* START *
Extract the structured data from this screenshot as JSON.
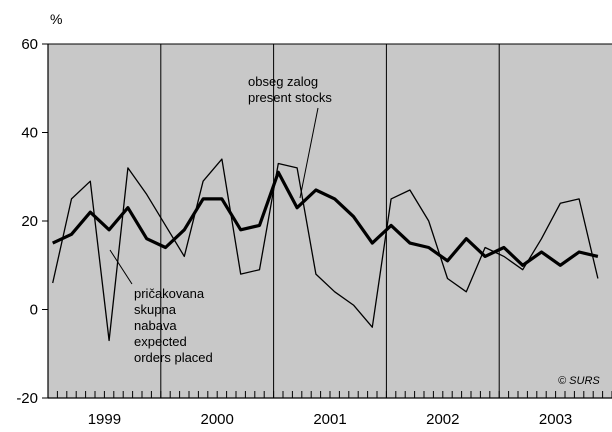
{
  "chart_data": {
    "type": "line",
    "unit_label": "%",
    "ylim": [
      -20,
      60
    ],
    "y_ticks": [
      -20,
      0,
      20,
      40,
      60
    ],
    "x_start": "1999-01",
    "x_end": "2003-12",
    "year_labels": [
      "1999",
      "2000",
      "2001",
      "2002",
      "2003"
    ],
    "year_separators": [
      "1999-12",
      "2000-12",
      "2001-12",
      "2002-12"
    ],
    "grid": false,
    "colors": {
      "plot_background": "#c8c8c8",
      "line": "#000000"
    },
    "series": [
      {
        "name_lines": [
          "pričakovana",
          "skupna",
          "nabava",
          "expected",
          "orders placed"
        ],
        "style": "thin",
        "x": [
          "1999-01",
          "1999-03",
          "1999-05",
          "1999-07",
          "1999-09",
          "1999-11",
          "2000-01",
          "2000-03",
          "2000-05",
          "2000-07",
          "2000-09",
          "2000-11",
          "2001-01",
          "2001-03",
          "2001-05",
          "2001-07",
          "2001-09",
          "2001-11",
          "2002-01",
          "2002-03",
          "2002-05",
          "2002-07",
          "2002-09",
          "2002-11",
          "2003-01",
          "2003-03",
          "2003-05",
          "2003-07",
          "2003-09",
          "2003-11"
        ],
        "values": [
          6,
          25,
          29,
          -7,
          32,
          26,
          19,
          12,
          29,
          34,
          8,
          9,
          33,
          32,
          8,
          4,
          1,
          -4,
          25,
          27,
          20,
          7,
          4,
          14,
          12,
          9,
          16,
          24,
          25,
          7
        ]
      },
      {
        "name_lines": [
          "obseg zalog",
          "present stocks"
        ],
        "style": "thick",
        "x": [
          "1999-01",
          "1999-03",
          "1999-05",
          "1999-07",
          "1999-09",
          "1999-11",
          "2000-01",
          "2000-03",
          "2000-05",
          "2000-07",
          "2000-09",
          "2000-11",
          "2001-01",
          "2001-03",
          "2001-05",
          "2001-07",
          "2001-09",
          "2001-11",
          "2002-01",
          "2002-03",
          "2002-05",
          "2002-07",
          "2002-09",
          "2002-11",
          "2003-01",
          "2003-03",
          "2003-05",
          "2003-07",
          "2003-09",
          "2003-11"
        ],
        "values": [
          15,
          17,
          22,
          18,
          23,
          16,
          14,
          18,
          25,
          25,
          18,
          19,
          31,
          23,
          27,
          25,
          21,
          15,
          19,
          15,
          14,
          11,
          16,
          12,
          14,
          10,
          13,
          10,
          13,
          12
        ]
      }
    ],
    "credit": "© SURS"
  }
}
* END *
* START *
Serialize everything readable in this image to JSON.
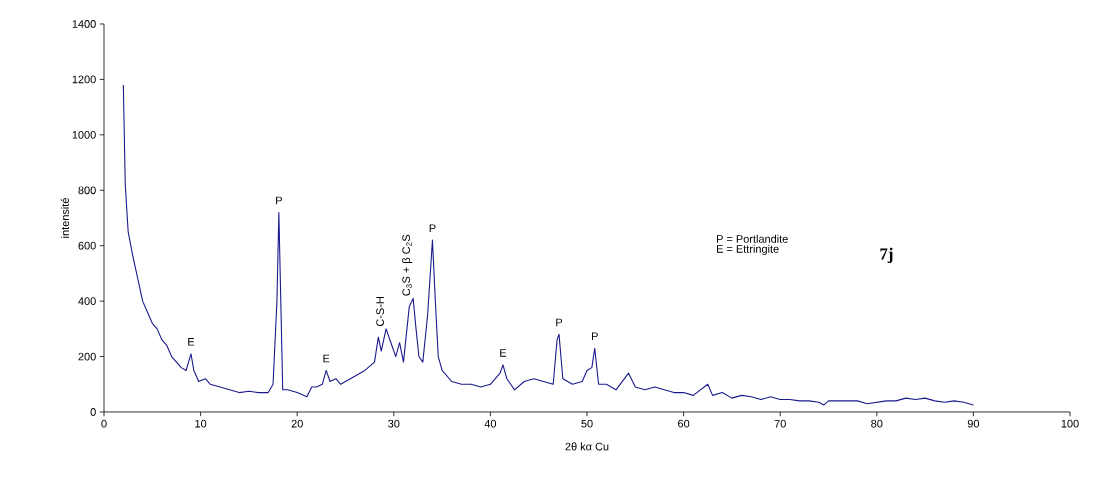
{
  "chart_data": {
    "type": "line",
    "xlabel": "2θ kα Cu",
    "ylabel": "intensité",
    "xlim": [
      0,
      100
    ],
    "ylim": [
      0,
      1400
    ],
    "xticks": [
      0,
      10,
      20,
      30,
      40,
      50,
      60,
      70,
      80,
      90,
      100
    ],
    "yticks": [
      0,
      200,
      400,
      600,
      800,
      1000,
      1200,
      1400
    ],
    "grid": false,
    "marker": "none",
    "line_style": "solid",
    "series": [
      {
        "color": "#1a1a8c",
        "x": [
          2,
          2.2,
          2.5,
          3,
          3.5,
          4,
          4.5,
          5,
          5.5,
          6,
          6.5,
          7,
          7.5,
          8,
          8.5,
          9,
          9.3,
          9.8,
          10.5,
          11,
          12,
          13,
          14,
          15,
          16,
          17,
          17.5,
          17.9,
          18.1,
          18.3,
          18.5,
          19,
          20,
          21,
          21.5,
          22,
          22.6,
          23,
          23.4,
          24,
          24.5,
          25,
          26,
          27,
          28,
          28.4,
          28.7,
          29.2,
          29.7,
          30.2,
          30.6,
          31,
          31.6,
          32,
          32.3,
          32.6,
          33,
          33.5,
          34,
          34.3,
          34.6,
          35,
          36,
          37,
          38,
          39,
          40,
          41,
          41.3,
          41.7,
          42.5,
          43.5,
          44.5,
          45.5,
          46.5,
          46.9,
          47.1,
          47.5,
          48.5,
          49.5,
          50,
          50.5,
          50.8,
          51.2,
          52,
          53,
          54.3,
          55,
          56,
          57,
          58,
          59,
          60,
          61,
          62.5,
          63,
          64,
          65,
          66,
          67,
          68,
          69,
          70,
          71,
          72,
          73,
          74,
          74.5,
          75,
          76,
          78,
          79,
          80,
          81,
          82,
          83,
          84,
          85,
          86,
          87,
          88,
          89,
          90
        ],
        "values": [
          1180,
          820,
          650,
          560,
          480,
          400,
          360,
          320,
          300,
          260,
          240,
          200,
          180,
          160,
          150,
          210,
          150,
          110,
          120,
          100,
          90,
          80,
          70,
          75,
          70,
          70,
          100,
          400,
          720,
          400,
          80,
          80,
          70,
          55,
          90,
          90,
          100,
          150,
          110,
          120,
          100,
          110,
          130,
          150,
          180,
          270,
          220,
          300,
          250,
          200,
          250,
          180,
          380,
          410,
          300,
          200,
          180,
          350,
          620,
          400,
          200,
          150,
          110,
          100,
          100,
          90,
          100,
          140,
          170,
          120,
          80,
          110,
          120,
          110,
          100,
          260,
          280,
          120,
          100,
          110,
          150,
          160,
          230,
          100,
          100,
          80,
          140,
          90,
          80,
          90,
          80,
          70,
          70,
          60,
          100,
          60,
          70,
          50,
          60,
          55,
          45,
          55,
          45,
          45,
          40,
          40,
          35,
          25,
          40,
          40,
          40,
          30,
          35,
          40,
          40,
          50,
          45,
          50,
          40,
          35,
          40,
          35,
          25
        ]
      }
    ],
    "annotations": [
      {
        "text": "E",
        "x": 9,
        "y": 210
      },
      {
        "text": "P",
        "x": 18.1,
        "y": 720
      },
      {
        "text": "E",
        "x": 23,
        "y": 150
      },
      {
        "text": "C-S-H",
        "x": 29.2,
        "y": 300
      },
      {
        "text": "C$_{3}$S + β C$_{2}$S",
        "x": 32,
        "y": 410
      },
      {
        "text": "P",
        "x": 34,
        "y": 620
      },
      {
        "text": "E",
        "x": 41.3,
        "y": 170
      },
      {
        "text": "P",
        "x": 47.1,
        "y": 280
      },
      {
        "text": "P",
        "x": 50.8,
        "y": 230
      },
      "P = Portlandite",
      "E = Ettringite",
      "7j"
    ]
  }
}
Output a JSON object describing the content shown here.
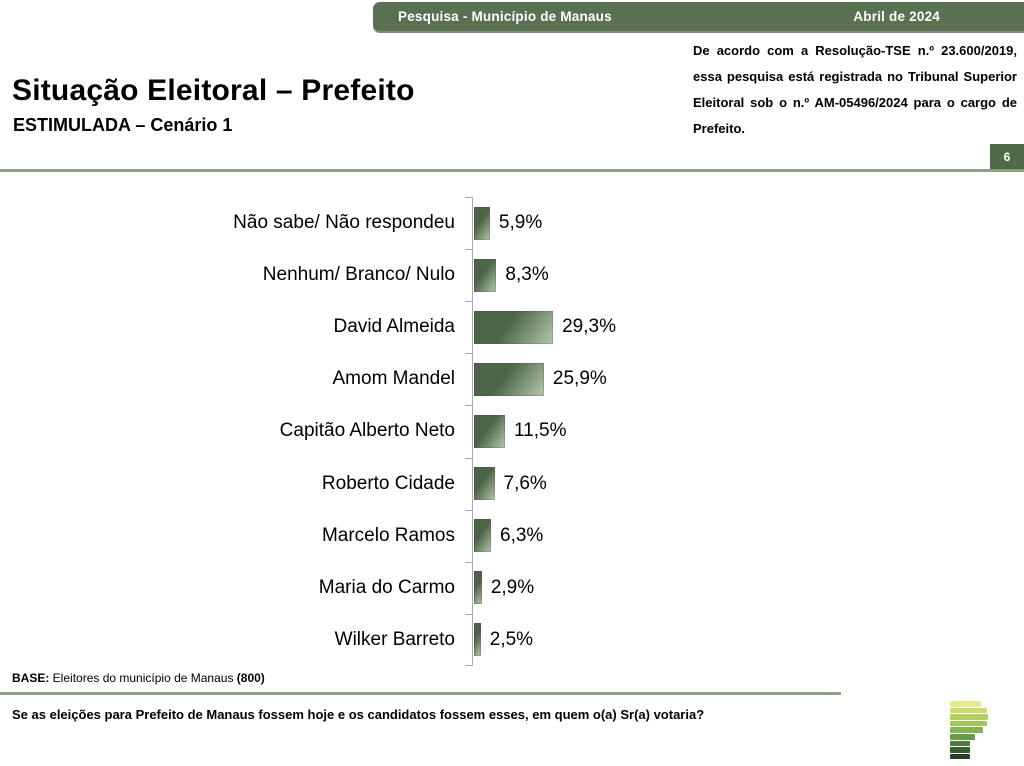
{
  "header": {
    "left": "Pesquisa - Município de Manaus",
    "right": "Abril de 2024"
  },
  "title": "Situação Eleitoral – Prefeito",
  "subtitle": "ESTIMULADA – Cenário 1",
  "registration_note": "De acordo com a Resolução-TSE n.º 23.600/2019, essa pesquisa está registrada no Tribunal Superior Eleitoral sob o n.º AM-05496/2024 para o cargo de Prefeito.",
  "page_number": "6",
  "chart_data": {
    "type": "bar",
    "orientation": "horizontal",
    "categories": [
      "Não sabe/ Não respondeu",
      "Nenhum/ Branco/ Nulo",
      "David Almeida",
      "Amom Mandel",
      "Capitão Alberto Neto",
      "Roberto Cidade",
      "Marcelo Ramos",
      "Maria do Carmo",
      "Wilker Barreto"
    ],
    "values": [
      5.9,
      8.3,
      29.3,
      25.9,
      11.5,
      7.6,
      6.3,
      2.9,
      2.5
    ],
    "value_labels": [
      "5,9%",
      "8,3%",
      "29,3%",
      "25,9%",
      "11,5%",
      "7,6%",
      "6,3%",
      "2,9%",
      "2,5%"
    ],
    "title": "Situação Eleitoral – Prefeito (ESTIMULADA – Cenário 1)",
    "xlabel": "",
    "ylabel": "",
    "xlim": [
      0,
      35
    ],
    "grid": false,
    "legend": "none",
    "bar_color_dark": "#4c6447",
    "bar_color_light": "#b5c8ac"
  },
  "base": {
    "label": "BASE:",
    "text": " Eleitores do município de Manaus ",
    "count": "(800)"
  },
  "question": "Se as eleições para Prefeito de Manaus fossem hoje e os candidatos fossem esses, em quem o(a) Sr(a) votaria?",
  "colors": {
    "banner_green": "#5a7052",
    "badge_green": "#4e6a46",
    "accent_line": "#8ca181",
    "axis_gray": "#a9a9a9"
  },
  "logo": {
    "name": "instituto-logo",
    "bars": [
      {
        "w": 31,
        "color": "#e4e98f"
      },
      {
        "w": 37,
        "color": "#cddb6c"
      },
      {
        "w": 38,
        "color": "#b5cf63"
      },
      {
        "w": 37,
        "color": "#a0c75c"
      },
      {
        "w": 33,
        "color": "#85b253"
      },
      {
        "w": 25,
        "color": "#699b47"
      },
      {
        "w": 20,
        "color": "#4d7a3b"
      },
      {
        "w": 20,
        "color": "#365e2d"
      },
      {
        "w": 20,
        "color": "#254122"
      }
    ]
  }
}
* END *
Work required> Return the lines of the records that include the string "JSON".

Result>
Extract the structured data from this screenshot as JSON.
Serialize everything readable in this image to JSON.
Output a JSON object describing the content shown here.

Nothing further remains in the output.